(Element box annotations)
· · ·

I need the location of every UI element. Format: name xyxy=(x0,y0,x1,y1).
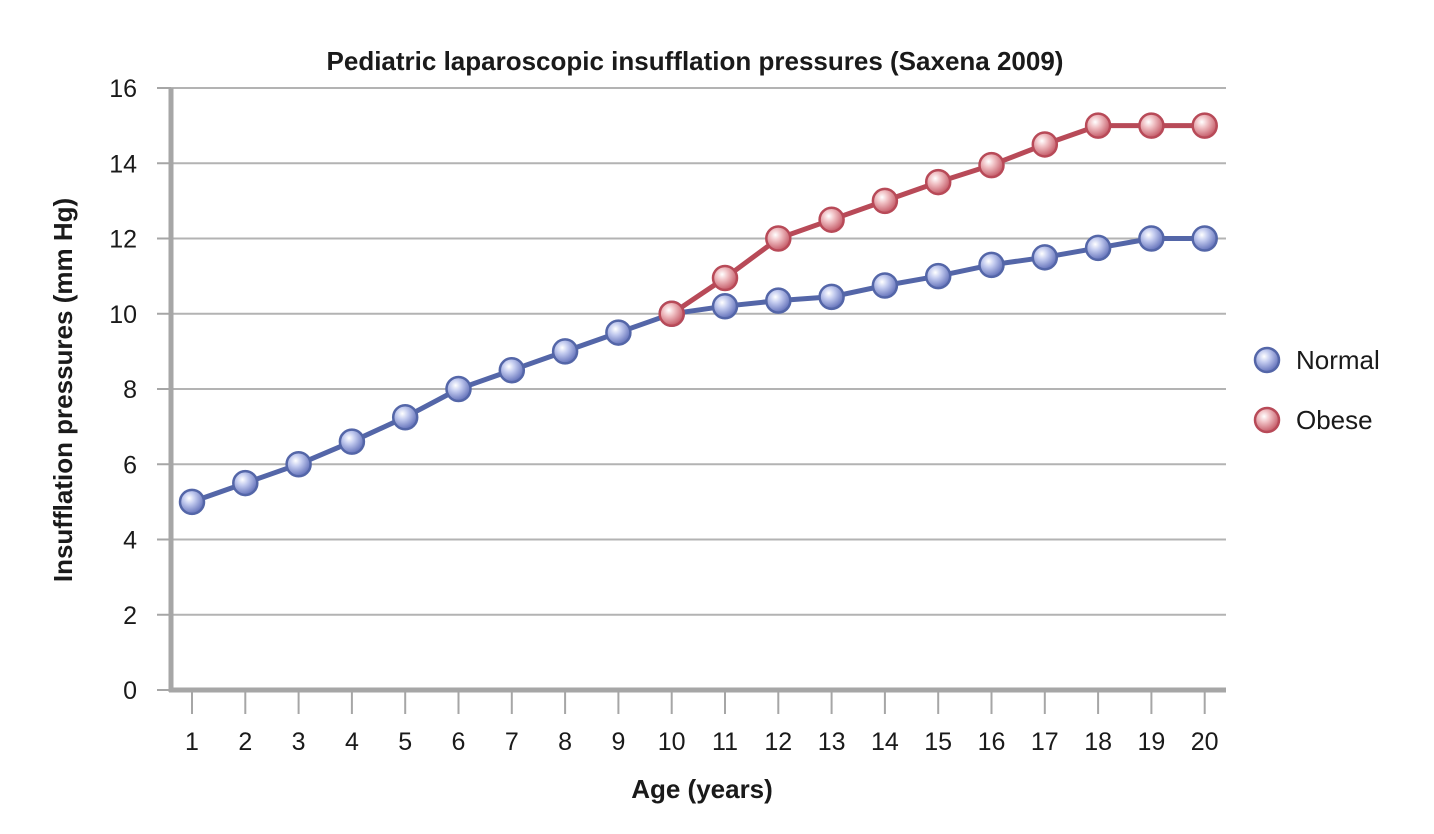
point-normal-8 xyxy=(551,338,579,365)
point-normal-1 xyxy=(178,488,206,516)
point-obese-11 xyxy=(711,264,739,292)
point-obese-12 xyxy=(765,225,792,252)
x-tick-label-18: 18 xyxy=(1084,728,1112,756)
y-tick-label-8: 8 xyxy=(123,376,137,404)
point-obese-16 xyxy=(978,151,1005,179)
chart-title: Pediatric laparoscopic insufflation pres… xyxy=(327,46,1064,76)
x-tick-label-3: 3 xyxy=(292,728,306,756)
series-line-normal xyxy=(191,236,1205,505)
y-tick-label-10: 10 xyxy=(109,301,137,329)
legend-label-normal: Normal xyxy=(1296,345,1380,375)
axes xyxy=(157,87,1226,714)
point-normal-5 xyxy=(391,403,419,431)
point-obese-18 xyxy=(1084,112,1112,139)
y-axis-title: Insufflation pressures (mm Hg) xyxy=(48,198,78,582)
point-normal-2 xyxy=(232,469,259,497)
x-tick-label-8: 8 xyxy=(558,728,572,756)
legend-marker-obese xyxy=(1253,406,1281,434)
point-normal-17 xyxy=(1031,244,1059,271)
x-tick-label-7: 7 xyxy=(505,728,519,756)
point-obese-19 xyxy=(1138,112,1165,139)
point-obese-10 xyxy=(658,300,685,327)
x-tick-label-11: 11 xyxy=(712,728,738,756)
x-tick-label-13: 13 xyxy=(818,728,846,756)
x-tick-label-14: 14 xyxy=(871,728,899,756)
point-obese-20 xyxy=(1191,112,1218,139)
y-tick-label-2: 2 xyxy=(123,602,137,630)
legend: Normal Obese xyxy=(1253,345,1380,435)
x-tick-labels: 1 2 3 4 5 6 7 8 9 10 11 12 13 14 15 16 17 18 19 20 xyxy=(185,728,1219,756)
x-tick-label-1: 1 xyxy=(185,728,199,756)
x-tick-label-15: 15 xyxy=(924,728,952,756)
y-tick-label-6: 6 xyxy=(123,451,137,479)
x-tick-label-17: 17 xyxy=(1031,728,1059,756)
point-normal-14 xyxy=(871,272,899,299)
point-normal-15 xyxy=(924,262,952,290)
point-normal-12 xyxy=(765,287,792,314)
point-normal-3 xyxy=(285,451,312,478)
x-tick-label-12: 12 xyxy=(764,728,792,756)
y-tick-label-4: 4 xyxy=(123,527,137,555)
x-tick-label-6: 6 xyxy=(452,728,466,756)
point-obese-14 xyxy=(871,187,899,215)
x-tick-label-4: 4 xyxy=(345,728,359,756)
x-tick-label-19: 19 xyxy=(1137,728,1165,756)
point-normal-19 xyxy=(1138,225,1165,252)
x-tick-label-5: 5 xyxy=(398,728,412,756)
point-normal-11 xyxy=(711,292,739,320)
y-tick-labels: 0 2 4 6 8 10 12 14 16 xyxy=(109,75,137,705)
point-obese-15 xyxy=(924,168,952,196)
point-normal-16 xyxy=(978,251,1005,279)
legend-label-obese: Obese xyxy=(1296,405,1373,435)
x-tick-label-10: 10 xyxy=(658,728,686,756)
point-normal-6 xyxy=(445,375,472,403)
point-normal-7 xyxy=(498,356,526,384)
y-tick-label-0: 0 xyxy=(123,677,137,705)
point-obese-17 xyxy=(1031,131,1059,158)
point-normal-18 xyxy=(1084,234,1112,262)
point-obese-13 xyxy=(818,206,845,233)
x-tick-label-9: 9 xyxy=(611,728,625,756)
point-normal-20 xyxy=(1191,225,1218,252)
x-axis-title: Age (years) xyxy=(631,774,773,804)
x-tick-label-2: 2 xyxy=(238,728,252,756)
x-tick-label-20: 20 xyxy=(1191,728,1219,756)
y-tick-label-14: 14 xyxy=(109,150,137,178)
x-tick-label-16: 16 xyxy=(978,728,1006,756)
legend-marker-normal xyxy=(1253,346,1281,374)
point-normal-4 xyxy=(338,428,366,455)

· · ·

WHAT TO PRODUCE: Recast the data as a Markdown table with the columns Row and Entry, giving each line a row number and leaving out blank lines. Begin at the line that contains "point-normal-8 xyxy=(551,338,579,365)" and stop after the line that contains "point-normal-2 xyxy=(232,469,259,497)".

PROBLEM SOLUTION:
| Row | Entry |
|---|---|
| 1 | point-normal-8 xyxy=(551,338,579,365) |
| 2 | point-normal-1 xyxy=(178,488,206,516) |
| 3 | point-obese-11 xyxy=(711,264,739,292) |
| 4 | point-obese-12 xyxy=(765,225,792,252) |
| 5 | x-tick-label-18: 18 xyxy=(1084,728,1112,756) |
| 6 | y-tick-label-8: 8 xyxy=(123,376,137,404) |
| 7 | point-obese-16 xyxy=(978,151,1005,179) |
| 8 | chart-title: Pediatric laparoscopic insufflation pres… xyxy=(327,46,1064,76) |
| 9 | x-tick-label-3: 3 xyxy=(292,728,306,756) |
| 10 | series-line-normal xyxy=(191,236,1205,505) |
| 11 | y-tick-label-10: 10 xyxy=(109,301,137,329) |
| 12 | legend-label-normal: Normal xyxy=(1296,345,1380,375) |
| 13 | axes xyxy=(157,87,1226,714) |
| 14 | point-normal-5 xyxy=(391,403,419,431) |
| 15 | point-obese-18 xyxy=(1084,112,1112,139) |
| 16 | y-axis-title: Insufflation pressures (mm Hg) xyxy=(48,198,78,582) |
| 17 | point-normal-2 xyxy=(232,469,259,497) |